▶ [What to work on] Set the following entries down again exactly, line by line.

————

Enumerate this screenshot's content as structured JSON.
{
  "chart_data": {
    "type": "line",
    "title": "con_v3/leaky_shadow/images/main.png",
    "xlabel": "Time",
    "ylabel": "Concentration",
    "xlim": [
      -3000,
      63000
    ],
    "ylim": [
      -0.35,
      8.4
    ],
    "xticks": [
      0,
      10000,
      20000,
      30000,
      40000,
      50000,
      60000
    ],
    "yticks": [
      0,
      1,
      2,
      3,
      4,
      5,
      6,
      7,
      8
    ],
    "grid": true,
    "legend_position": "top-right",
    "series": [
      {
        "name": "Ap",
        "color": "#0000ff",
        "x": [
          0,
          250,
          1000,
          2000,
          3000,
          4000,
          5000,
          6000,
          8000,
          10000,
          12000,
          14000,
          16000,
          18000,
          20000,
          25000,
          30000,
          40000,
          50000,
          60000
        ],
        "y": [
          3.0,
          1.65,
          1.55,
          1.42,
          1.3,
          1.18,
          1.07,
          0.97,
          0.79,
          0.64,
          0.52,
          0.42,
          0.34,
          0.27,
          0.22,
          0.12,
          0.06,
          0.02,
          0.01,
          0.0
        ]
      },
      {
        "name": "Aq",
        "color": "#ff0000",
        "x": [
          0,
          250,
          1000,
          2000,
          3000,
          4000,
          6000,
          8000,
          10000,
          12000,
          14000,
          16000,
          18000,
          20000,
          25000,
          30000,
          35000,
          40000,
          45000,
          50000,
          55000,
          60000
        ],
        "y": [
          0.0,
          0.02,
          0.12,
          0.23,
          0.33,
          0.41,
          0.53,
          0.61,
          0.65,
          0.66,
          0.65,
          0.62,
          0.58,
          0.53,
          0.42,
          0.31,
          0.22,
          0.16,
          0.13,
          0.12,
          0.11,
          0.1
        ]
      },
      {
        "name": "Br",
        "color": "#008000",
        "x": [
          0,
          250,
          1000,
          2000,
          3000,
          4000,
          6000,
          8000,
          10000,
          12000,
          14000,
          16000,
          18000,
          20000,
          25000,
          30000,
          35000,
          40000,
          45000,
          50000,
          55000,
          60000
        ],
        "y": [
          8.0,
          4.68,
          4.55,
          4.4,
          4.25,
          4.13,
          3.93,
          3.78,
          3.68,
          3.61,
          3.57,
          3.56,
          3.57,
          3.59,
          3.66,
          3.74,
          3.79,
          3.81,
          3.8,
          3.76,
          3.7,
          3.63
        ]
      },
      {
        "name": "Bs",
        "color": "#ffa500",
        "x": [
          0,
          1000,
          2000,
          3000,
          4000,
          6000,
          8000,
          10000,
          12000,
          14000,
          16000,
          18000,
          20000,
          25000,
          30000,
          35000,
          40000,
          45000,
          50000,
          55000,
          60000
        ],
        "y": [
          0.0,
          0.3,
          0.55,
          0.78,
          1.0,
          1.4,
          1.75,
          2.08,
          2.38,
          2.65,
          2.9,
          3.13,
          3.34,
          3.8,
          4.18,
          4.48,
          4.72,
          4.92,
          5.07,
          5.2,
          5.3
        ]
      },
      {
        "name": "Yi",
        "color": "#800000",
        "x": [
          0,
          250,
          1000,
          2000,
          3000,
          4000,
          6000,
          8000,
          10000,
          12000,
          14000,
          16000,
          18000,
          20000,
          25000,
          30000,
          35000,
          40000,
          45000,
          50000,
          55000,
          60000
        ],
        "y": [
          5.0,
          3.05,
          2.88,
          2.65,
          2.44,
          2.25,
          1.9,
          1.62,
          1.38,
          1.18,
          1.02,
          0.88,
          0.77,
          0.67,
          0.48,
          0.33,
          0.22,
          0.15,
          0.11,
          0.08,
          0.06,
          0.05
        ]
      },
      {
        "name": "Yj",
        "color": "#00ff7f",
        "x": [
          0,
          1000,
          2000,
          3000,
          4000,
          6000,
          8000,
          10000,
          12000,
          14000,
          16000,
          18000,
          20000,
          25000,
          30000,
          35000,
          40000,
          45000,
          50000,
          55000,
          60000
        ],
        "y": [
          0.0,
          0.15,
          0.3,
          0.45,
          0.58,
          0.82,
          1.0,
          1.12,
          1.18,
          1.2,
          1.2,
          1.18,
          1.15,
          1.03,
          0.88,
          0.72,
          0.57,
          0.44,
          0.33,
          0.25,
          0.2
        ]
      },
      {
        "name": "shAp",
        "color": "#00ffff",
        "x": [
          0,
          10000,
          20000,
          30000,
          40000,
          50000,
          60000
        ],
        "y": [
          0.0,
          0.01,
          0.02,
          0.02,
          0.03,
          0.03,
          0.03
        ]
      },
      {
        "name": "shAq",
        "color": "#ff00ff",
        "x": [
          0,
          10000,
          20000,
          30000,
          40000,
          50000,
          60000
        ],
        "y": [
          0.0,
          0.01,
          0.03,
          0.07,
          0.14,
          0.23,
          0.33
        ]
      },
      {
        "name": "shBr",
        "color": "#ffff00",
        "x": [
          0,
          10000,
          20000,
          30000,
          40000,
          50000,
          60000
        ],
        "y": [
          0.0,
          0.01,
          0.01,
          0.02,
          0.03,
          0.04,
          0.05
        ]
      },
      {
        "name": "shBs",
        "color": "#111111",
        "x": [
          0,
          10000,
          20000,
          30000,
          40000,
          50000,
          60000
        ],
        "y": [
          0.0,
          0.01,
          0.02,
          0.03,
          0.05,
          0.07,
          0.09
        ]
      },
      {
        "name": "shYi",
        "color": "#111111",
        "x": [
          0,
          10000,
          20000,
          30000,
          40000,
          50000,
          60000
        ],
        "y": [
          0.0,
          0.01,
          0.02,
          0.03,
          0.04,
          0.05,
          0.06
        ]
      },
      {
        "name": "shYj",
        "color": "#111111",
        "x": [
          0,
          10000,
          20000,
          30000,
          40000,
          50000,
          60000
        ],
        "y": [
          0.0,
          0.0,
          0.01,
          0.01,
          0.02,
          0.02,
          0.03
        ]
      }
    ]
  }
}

————

▶ [Solution for this task]
Enumerate this screenshot's content as structured JSON.
{
  "chart_data": {
    "type": "line",
    "title": "con_v3/leaky_shadow/images/main.png",
    "xlabel": "Time",
    "ylabel": "Concentration",
    "xlim": [
      -3000,
      63000
    ],
    "ylim": [
      -0.35,
      8.4
    ],
    "xticks": [
      0,
      10000,
      20000,
      30000,
      40000,
      50000,
      60000
    ],
    "yticks": [
      0,
      1,
      2,
      3,
      4,
      5,
      6,
      7,
      8
    ],
    "grid": true,
    "legend_position": "top-right",
    "series": [
      {
        "name": "Ap",
        "color": "#0000ff",
        "x": [
          0,
          250,
          1000,
          2000,
          3000,
          4000,
          5000,
          6000,
          8000,
          10000,
          12000,
          14000,
          16000,
          18000,
          20000,
          25000,
          30000,
          40000,
          50000,
          60000
        ],
        "y": [
          3.0,
          1.65,
          1.55,
          1.42,
          1.3,
          1.18,
          1.07,
          0.97,
          0.79,
          0.64,
          0.52,
          0.42,
          0.34,
          0.27,
          0.22,
          0.12,
          0.06,
          0.02,
          0.01,
          0.0
        ]
      },
      {
        "name": "Aq",
        "color": "#ff0000",
        "x": [
          0,
          250,
          1000,
          2000,
          3000,
          4000,
          6000,
          8000,
          10000,
          12000,
          14000,
          16000,
          18000,
          20000,
          25000,
          30000,
          35000,
          40000,
          45000,
          50000,
          55000,
          60000
        ],
        "y": [
          0.0,
          0.02,
          0.12,
          0.23,
          0.33,
          0.41,
          0.53,
          0.61,
          0.65,
          0.66,
          0.65,
          0.62,
          0.58,
          0.53,
          0.42,
          0.31,
          0.22,
          0.16,
          0.13,
          0.12,
          0.11,
          0.1
        ]
      },
      {
        "name": "Br",
        "color": "#008000",
        "x": [
          0,
          250,
          1000,
          2000,
          3000,
          4000,
          6000,
          8000,
          10000,
          12000,
          14000,
          16000,
          18000,
          20000,
          25000,
          30000,
          35000,
          40000,
          45000,
          50000,
          55000,
          60000
        ],
        "y": [
          8.0,
          4.68,
          4.55,
          4.4,
          4.25,
          4.13,
          3.93,
          3.78,
          3.68,
          3.61,
          3.57,
          3.56,
          3.57,
          3.59,
          3.66,
          3.74,
          3.79,
          3.81,
          3.8,
          3.76,
          3.7,
          3.63
        ]
      },
      {
        "name": "Bs",
        "color": "#ffa500",
        "x": [
          0,
          1000,
          2000,
          3000,
          4000,
          6000,
          8000,
          10000,
          12000,
          14000,
          16000,
          18000,
          20000,
          25000,
          30000,
          35000,
          40000,
          45000,
          50000,
          55000,
          60000
        ],
        "y": [
          0.0,
          0.3,
          0.55,
          0.78,
          1.0,
          1.4,
          1.75,
          2.08,
          2.38,
          2.65,
          2.9,
          3.13,
          3.34,
          3.8,
          4.18,
          4.48,
          4.72,
          4.92,
          5.07,
          5.2,
          5.3
        ]
      },
      {
        "name": "Yi",
        "color": "#800000",
        "x": [
          0,
          250,
          1000,
          2000,
          3000,
          4000,
          6000,
          8000,
          10000,
          12000,
          14000,
          16000,
          18000,
          20000,
          25000,
          30000,
          35000,
          40000,
          45000,
          50000,
          55000,
          60000
        ],
        "y": [
          5.0,
          3.05,
          2.88,
          2.65,
          2.44,
          2.25,
          1.9,
          1.62,
          1.38,
          1.18,
          1.02,
          0.88,
          0.77,
          0.67,
          0.48,
          0.33,
          0.22,
          0.15,
          0.11,
          0.08,
          0.06,
          0.05
        ]
      },
      {
        "name": "Yj",
        "color": "#00ff7f",
        "x": [
          0,
          1000,
          2000,
          3000,
          4000,
          6000,
          8000,
          10000,
          12000,
          14000,
          16000,
          18000,
          20000,
          25000,
          30000,
          35000,
          40000,
          45000,
          50000,
          55000,
          60000
        ],
        "y": [
          0.0,
          0.15,
          0.3,
          0.45,
          0.58,
          0.82,
          1.0,
          1.12,
          1.18,
          1.2,
          1.2,
          1.18,
          1.15,
          1.03,
          0.88,
          0.72,
          0.57,
          0.44,
          0.33,
          0.25,
          0.2
        ]
      },
      {
        "name": "shAp",
        "color": "#00ffff",
        "x": [
          0,
          10000,
          20000,
          30000,
          40000,
          50000,
          60000
        ],
        "y": [
          0.0,
          0.01,
          0.02,
          0.02,
          0.03,
          0.03,
          0.03
        ]
      },
      {
        "name": "shAq",
        "color": "#ff00ff",
        "x": [
          0,
          10000,
          20000,
          30000,
          40000,
          50000,
          60000
        ],
        "y": [
          0.0,
          0.01,
          0.03,
          0.07,
          0.14,
          0.23,
          0.33
        ]
      },
      {
        "name": "shBr",
        "color": "#ffff00",
        "x": [
          0,
          10000,
          20000,
          30000,
          40000,
          50000,
          60000
        ],
        "y": [
          0.0,
          0.01,
          0.01,
          0.02,
          0.03,
          0.04,
          0.05
        ]
      },
      {
        "name": "shBs",
        "color": "#111111",
        "x": [
          0,
          10000,
          20000,
          30000,
          40000,
          50000,
          60000
        ],
        "y": [
          0.0,
          0.01,
          0.02,
          0.03,
          0.05,
          0.07,
          0.09
        ]
      },
      {
        "name": "shYi",
        "color": "#111111",
        "x": [
          0,
          10000,
          20000,
          30000,
          40000,
          50000,
          60000
        ],
        "y": [
          0.0,
          0.01,
          0.02,
          0.03,
          0.04,
          0.05,
          0.06
        ]
      },
      {
        "name": "shYj",
        "color": "#111111",
        "x": [
          0,
          10000,
          20000,
          30000,
          40000,
          50000,
          60000
        ],
        "y": [
          0.0,
          0.0,
          0.01,
          0.01,
          0.02,
          0.02,
          0.03
        ]
      }
    ]
  }
}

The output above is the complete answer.